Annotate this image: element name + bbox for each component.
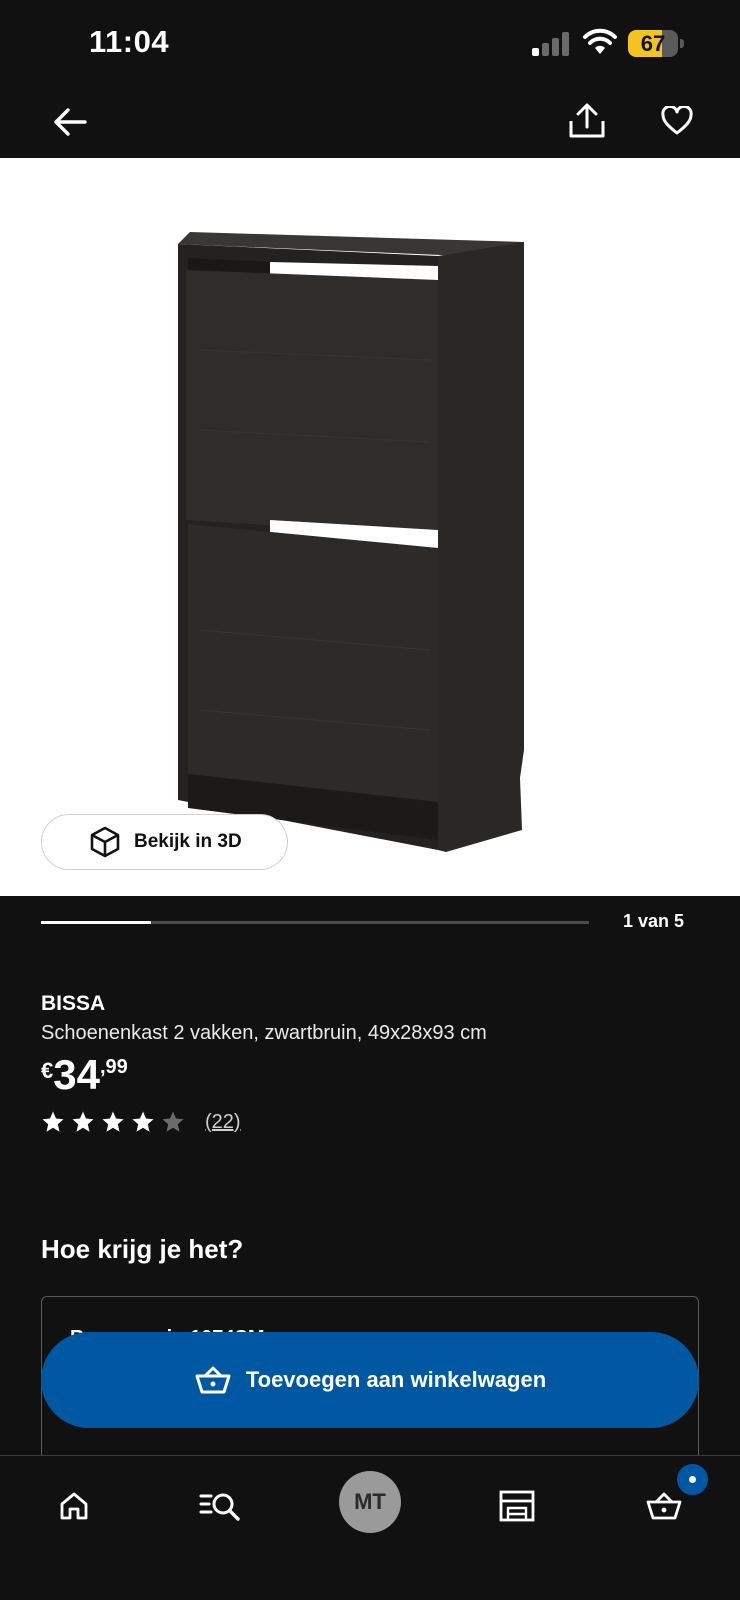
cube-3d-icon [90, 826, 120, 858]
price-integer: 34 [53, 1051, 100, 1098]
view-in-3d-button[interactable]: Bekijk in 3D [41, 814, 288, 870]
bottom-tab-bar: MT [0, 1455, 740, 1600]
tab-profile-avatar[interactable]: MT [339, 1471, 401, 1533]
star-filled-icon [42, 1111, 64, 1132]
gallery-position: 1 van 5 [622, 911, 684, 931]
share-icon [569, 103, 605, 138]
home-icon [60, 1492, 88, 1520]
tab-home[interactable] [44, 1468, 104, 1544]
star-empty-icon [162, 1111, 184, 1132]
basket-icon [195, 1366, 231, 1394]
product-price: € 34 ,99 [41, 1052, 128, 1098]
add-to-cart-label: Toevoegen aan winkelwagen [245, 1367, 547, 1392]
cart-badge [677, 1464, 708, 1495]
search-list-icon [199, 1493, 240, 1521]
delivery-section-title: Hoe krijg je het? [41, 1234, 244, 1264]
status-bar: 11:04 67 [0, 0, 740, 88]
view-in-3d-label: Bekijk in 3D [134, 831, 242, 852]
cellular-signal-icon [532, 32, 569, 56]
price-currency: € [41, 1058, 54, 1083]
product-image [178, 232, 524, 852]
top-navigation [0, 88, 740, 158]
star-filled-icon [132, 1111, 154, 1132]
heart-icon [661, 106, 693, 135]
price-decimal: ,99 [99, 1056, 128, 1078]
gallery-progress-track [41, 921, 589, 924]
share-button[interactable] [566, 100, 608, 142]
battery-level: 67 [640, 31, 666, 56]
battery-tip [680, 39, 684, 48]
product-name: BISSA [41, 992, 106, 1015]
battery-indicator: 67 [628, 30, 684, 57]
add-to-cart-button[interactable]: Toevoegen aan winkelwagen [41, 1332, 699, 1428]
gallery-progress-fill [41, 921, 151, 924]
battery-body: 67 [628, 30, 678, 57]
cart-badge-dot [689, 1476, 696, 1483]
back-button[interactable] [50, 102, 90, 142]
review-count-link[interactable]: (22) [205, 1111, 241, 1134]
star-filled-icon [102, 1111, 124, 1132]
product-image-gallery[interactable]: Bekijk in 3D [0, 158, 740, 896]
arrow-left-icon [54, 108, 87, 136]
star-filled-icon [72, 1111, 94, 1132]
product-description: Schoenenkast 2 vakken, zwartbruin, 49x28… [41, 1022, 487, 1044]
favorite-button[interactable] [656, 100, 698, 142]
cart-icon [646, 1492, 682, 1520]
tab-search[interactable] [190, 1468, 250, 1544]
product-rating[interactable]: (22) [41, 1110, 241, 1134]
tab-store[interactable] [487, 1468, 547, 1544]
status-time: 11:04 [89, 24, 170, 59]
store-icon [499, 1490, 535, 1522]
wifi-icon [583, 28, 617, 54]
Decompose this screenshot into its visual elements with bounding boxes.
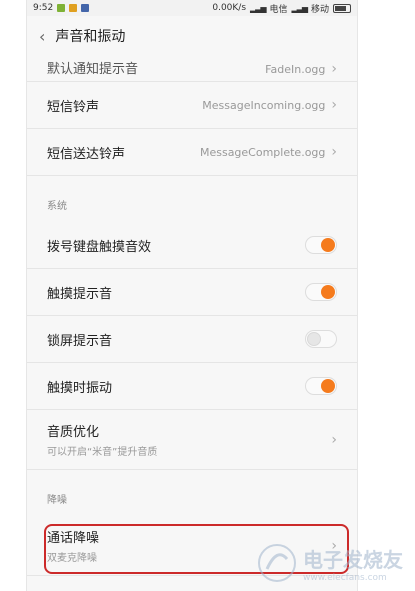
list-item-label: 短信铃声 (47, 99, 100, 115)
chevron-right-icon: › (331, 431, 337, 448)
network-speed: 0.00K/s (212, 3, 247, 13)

(Compito)
Riscrivi le righe da quella che contiene "cube-3d-icon [90, 826, 120, 858]" fino a quella che contiene "star-filled-icon [42, 1111, 64, 1132]", estremi compresi, cambiando "Bekijk in 3D" in "Bekijk in AR" e lasciando invariato tutto il resto.

(Risultato finale)
cube-3d-icon [90, 826, 120, 858]
price-integer: 34 [53, 1051, 100, 1098]
view-in-3d-button[interactable]: Bekijk in AR [41, 814, 288, 870]
bottom-tab-bar: MT [0, 1455, 740, 1600]
tab-profile-avatar[interactable]: MT [339, 1471, 401, 1533]
star-filled-icon [42, 1111, 64, 1132]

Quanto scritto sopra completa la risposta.